▶ _Stated goal_: For the material that follows, list every line containing the word "this".
++++ Given records
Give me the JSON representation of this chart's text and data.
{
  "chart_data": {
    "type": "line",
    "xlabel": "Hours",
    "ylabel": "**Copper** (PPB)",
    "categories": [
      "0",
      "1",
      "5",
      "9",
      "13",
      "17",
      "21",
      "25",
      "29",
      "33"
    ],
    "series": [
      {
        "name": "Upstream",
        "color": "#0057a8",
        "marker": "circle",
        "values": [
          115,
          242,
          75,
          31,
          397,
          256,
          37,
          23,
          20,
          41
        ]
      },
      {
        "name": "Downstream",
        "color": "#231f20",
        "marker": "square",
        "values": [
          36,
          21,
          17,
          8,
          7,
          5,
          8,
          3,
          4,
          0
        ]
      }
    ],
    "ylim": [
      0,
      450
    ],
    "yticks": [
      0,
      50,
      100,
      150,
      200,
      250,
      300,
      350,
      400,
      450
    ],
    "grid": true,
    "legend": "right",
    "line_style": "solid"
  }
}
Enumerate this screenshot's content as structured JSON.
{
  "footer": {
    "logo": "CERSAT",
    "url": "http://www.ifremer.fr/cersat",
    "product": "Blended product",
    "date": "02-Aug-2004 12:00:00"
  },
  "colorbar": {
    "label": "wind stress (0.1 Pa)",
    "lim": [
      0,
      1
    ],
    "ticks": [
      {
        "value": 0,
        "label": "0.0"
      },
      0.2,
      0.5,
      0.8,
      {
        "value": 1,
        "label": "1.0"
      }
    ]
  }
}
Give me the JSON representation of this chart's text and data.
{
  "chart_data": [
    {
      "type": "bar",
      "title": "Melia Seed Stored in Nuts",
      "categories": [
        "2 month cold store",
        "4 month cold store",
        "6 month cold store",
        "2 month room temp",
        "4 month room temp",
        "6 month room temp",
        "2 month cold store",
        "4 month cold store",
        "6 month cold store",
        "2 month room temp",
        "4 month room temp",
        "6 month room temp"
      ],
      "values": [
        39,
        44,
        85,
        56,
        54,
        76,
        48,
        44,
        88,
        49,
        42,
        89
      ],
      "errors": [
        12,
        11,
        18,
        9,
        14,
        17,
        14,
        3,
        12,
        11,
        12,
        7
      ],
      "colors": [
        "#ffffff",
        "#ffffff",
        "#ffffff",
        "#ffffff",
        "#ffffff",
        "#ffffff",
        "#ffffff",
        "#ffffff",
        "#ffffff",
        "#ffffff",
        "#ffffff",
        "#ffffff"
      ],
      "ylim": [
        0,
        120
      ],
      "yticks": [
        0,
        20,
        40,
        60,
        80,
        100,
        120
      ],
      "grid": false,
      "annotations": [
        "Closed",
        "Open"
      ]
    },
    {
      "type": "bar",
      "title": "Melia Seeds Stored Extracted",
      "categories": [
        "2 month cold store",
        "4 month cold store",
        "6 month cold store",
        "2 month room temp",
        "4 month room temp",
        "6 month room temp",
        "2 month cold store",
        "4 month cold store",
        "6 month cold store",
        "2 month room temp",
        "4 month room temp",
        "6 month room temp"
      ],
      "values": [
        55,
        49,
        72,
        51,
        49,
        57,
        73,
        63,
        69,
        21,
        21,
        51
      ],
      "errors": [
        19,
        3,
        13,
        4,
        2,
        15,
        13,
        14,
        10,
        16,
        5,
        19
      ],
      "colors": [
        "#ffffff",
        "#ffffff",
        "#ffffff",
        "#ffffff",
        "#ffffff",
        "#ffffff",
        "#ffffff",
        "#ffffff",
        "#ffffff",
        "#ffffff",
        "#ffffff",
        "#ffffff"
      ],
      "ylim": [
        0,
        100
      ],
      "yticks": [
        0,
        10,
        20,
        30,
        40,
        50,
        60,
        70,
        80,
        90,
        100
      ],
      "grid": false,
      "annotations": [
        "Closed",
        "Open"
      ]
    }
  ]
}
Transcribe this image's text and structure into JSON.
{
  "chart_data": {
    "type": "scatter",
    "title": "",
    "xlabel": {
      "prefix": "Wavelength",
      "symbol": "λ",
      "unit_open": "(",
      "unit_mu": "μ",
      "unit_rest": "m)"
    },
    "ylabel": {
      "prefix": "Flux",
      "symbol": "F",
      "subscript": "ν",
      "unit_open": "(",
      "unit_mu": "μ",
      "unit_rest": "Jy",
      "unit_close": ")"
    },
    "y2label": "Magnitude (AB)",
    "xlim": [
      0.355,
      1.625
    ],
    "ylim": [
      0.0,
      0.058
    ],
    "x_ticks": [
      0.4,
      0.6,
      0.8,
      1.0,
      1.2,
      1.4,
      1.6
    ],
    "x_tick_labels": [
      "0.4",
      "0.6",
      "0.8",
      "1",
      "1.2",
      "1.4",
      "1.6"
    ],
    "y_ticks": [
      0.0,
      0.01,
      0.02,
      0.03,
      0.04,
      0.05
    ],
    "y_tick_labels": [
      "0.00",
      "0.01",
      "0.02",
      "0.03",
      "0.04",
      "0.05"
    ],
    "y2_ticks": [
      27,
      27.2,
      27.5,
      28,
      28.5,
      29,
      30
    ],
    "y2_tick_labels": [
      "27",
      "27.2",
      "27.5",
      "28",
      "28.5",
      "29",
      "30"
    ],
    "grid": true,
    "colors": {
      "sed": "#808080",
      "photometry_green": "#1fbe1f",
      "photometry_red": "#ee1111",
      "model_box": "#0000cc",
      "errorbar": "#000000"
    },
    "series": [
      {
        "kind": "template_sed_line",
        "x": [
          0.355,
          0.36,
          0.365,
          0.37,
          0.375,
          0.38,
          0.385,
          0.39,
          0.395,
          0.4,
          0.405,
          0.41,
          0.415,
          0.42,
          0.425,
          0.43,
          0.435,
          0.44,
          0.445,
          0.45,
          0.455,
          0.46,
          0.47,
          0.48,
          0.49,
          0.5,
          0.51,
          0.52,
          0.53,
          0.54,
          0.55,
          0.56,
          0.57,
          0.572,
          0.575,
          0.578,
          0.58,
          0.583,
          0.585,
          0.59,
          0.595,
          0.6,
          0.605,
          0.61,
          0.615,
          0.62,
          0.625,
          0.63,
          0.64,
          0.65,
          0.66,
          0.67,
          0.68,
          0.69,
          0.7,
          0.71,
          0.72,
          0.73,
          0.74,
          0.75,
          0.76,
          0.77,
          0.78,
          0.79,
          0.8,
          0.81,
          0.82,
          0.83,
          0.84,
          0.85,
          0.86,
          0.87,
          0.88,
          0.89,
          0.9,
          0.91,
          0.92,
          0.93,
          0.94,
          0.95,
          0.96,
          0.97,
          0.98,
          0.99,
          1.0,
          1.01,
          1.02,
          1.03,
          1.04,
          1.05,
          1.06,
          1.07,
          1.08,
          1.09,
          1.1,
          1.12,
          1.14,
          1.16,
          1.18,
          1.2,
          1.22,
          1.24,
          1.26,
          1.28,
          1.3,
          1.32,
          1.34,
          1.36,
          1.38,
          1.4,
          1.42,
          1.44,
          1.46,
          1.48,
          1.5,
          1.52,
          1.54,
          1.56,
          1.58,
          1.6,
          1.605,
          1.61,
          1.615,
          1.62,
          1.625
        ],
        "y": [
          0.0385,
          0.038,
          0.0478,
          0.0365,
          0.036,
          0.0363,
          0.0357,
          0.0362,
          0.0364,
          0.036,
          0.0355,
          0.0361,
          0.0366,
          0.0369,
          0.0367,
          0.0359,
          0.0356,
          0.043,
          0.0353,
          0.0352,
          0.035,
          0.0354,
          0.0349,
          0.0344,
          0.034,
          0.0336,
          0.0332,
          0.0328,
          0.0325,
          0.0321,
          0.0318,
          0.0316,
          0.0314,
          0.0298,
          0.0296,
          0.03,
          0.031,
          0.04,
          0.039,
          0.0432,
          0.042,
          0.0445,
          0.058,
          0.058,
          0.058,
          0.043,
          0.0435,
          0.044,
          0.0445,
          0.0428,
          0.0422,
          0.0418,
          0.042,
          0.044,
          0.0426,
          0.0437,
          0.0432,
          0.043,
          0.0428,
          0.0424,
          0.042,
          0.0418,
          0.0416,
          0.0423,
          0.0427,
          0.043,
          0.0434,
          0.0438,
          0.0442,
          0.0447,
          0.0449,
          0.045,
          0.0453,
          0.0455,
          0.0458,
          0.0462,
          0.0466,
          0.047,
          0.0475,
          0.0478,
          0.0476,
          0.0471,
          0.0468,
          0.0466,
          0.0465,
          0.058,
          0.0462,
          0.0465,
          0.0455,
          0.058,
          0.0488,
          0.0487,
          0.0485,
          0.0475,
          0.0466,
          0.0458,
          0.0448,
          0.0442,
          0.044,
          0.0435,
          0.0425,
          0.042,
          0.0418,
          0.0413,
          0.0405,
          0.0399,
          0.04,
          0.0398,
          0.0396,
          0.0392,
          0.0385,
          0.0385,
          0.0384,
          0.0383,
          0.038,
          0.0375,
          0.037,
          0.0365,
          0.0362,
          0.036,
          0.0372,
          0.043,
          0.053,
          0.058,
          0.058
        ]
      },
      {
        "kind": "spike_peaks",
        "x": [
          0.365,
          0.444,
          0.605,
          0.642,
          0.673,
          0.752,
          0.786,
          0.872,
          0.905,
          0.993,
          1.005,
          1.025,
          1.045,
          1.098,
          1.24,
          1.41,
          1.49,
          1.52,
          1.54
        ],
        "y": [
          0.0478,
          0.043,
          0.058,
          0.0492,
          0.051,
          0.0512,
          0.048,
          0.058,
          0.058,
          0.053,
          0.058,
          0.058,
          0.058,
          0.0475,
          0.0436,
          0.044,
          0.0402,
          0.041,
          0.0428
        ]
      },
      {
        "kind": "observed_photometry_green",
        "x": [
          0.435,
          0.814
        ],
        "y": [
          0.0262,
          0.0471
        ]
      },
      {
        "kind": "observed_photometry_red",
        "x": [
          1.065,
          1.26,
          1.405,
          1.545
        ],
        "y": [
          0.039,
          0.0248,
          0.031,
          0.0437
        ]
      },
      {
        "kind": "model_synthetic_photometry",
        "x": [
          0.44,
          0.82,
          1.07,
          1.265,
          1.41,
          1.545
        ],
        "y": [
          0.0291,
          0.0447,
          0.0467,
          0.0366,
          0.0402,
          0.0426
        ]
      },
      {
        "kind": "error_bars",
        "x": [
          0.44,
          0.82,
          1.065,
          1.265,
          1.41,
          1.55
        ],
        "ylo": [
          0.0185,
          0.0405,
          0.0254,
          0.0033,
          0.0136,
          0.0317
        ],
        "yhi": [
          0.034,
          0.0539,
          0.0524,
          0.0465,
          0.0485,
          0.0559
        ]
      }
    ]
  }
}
++++++++
▶ _Result below_:
Give me the JSON representation of this chart's text and data.
Enumerate this screenshot's content as structured JSON.
Give me the JSON representation of this chart's text and data.
Transcribe this image's text and structure into JSON.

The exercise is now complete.